Read the listing below and copy out every line that holds "Find".

**STORED ROWS**
□ □ □ □

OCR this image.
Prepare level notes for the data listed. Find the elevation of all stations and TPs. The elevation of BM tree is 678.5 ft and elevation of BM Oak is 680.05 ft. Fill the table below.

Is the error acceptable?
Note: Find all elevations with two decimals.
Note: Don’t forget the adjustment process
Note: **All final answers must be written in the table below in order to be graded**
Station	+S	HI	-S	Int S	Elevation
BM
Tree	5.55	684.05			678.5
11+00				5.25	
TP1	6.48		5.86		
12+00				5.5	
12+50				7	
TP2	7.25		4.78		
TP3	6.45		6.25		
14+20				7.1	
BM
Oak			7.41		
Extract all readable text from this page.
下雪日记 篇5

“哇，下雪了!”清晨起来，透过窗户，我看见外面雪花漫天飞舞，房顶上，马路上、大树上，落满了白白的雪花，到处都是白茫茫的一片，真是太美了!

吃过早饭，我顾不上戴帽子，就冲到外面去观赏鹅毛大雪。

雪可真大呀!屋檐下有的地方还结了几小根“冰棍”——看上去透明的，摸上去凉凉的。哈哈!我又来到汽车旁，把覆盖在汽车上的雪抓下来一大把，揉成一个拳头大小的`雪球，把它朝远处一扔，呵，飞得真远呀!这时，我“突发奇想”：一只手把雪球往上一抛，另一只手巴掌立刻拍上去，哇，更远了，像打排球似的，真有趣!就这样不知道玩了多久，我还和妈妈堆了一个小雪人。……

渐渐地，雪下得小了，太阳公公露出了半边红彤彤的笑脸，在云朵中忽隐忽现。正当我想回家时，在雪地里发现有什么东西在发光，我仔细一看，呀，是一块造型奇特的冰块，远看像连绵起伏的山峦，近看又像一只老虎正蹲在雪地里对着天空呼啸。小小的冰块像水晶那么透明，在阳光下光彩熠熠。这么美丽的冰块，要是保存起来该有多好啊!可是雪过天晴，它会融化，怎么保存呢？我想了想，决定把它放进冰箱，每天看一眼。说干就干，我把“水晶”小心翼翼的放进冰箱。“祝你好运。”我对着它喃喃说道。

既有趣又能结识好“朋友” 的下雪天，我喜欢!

□ □ □ □

**WRITTEN ANSWER**
Prepare level notes for the data listed. Find the elevation of all stations and TPs. The elevation of BM tree is 678.5 ft and elevation of BM Oak is 680.05 ft. Fill the table below.
Note: Find all elevations with two decimals.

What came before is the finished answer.